▶ **Task to carry out**:
Find the lines containing the word "Growing" and copy every one of them.

[Items listed in a dataset]
==========
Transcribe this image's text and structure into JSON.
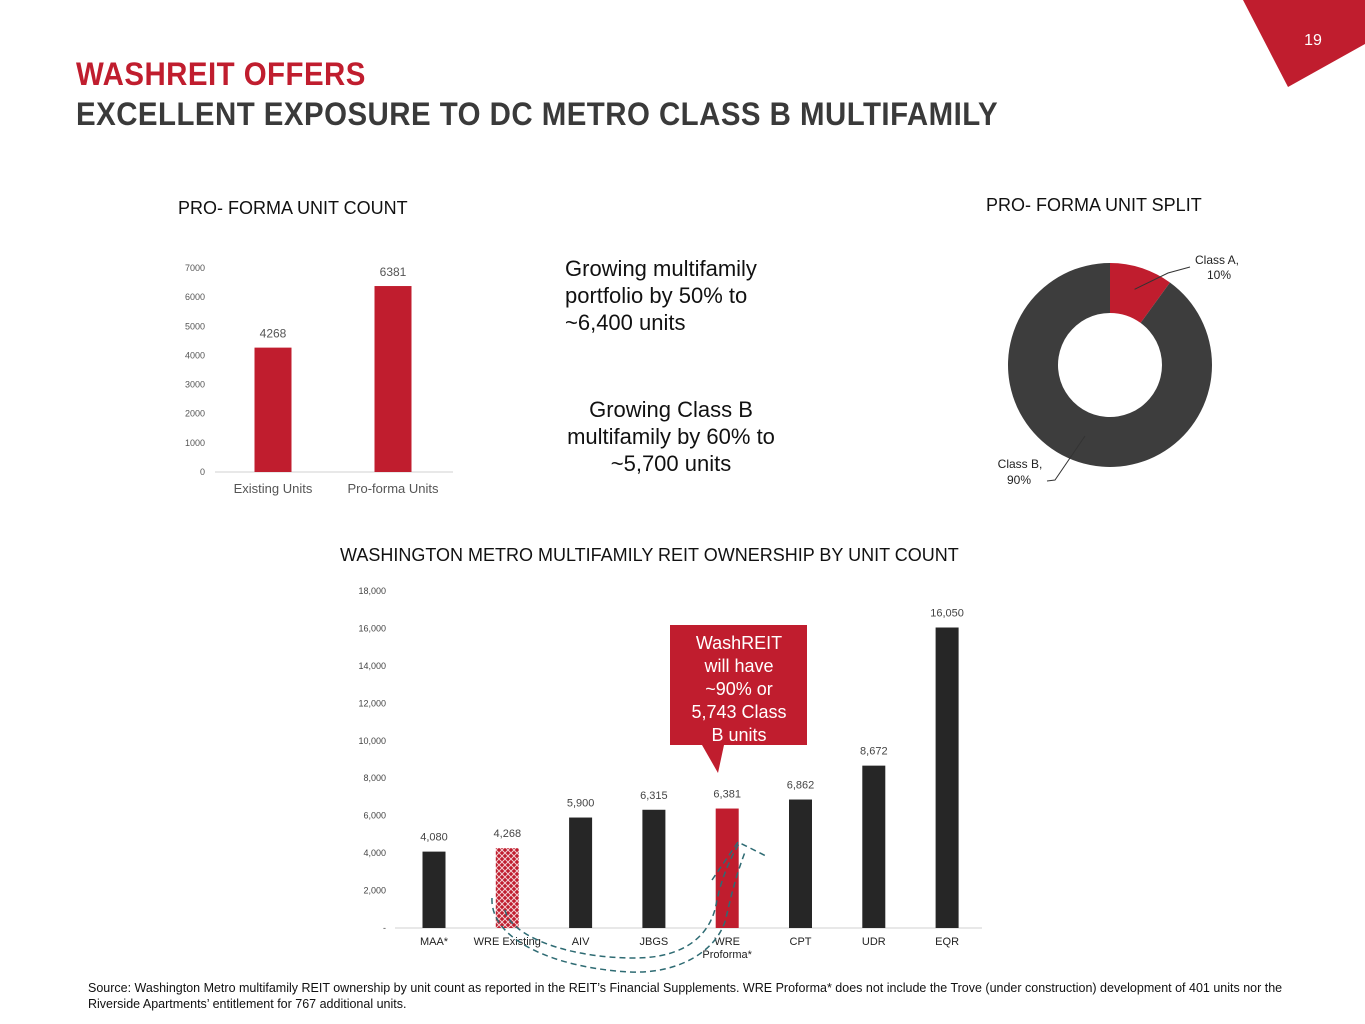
{
  "page": {
    "number": "19"
  },
  "header": {
    "title_line1": "WASHREIT OFFERS",
    "title_line2": "EXCELLENT EXPOSURE TO DC METRO CLASS B MULTIFAMILY"
  },
  "callouts": {
    "growth_multifamily": "Growing multifamily portfolio by 50% to ~6,400 units",
    "growth_class_b": "Growing Class B multifamily by 60% to ~5,700 units",
    "washreit_bubble": "WashREIT will have ~90% or 5,743 Class B units"
  },
  "colors": {
    "accent": "#c01d2e",
    "dark": "#262626",
    "donut_dark": "#3d3d3d",
    "arrow": "#2e6b73"
  },
  "footer": {
    "source": "Source: Washington Metro multifamily REIT ownership by unit count as reported in the REIT’s Financial Supplements. WRE Proforma* does not include the Trove (under construction) development of 401 units nor the Riverside Apartments’ entitlement for 767 additional units."
  },
  "chart_data": [
    {
      "type": "bar",
      "title": "PRO- FORMA UNIT COUNT",
      "categories": [
        "Existing Units",
        "Pro-forma Units"
      ],
      "values": [
        4268,
        6381
      ],
      "data_labels": [
        "4268",
        "6381"
      ],
      "yticks": [
        0,
        1000,
        2000,
        3000,
        4000,
        5000,
        6000,
        7000
      ],
      "ytick_labels": [
        "0",
        "1000",
        "2000",
        "3000",
        "4000",
        "5000",
        "6000",
        "7000"
      ],
      "ylim": [
        0,
        7000
      ]
    },
    {
      "type": "pie",
      "style": "donut",
      "title": "PRO- FORMA UNIT SPLIT",
      "slices": [
        {
          "label": "Class A,",
          "pct_label": "10%",
          "value": 10,
          "color": "#c01d2e"
        },
        {
          "label": "Class B,",
          "pct_label": "90%",
          "value": 90,
          "color": "#3d3d3d"
        }
      ]
    },
    {
      "type": "bar",
      "title": "WASHINGTON METRO MULTIFAMILY REIT OWNERSHIP BY UNIT COUNT",
      "categories": [
        "MAA*",
        "WRE Existing",
        "AIV",
        "JBGS",
        "WRE Proforma*",
        "CPT",
        "UDR",
        "EQR"
      ],
      "category_lines": [
        [
          "MAA*"
        ],
        [
          "WRE Existing"
        ],
        [
          "AIV"
        ],
        [
          "JBGS"
        ],
        [
          "WRE",
          "Proforma*"
        ],
        [
          "CPT"
        ],
        [
          "UDR"
        ],
        [
          "EQR"
        ]
      ],
      "values": [
        4080,
        4268,
        5900,
        6315,
        6381,
        6862,
        8672,
        16050
      ],
      "data_labels": [
        "4,080",
        "4,268",
        "5,900",
        "6,315",
        "6,381",
        "6,862",
        "8,672",
        "16,050"
      ],
      "bar_styles": [
        "dark",
        "hatched",
        "dark",
        "dark",
        "red",
        "dark",
        "dark",
        "dark"
      ],
      "yticks": [
        0,
        2000,
        4000,
        6000,
        8000,
        10000,
        12000,
        14000,
        16000,
        18000
      ],
      "ytick_labels": [
        "-",
        "2,000",
        "4,000",
        "6,000",
        "8,000",
        "10,000",
        "12,000",
        "14,000",
        "16,000",
        "18,000"
      ],
      "ylim": [
        0,
        18000
      ]
    }
  ]
}
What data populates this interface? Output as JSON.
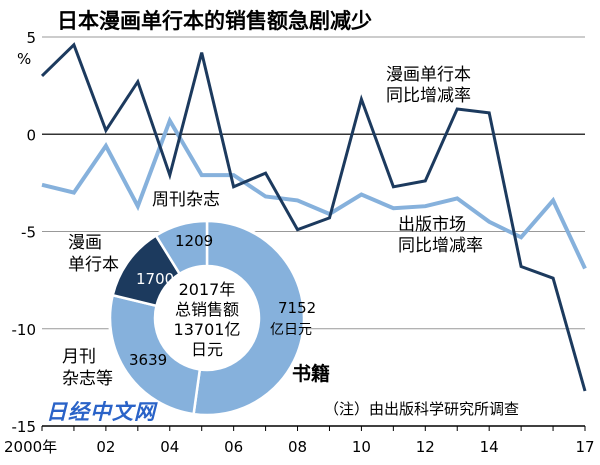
{
  "chart_data": {
    "type": "line",
    "title": "日本漫画单行本的销售额急剧减少",
    "y_unit": "%",
    "x": [
      2000,
      2001,
      2002,
      2003,
      2004,
      2005,
      2006,
      2007,
      2008,
      2009,
      2010,
      2011,
      2012,
      2013,
      2014,
      2015,
      2016,
      2017
    ],
    "x_tick_labels": [
      "2000年",
      "02",
      "04",
      "06",
      "08",
      "10",
      "12",
      "14",
      "17"
    ],
    "x_tick_values": [
      2000,
      2002,
      2004,
      2006,
      2008,
      2010,
      2012,
      2014,
      2017
    ],
    "y_ticks": [
      5,
      0,
      -5,
      -10,
      -15
    ],
    "ylim": [
      -15,
      5
    ],
    "grid": "horizontal",
    "series": [
      {
        "name": "漫画单行本 同比增减率",
        "label_lines": [
          "漫画单行本",
          "同比增减率"
        ],
        "color": "#1c3a5e",
        "values": [
          3.0,
          4.6,
          0.2,
          2.7,
          -2.1,
          4.2,
          -2.7,
          -2.0,
          -4.9,
          -4.3,
          1.8,
          -2.7,
          -2.4,
          1.3,
          1.1,
          -6.8,
          -7.4,
          -13.2
        ]
      },
      {
        "name": "出版市场 同比增减率",
        "label_lines": [
          "出版市场",
          "同比增减率"
        ],
        "color": "#86b1dc",
        "values": [
          -2.6,
          -3.0,
          -0.6,
          -3.7,
          0.7,
          -2.1,
          -2.1,
          -3.2,
          -3.4,
          -4.1,
          -3.1,
          -3.8,
          -3.7,
          -3.3,
          -4.5,
          -5.3,
          -3.4,
          -6.9
        ]
      }
    ],
    "inset": {
      "type": "pie",
      "style": "donut",
      "center_lines": [
        "2017年",
        "总销售额",
        "13701亿",
        "日元"
      ],
      "slices": [
        {
          "name": "书籍",
          "value": 7152,
          "value_lines": [
            "7152",
            "亿日元"
          ],
          "color": "#86b1dc"
        },
        {
          "name": "月刊杂志等",
          "label_lines": [
            "月刊",
            "杂志等"
          ],
          "value": 3639,
          "color": "#86b1dc"
        },
        {
          "name": "漫画单行本",
          "label_lines": [
            "漫画",
            "单行本"
          ],
          "value": 1700,
          "color": "#1c3a5e"
        },
        {
          "name": "周刊杂志",
          "value": 1209,
          "color": "#86b1dc"
        }
      ]
    },
    "note": "（注）由出版科学研究所调查"
  },
  "watermark": "日经中文网"
}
==========
▶ **The reply**:
    "growth_multifamily": "Growing multifamily portfolio by 50% to ~6,400 units",
    "growth_class_b": "Growing Class B multifamily by 60% to ~5,700 units",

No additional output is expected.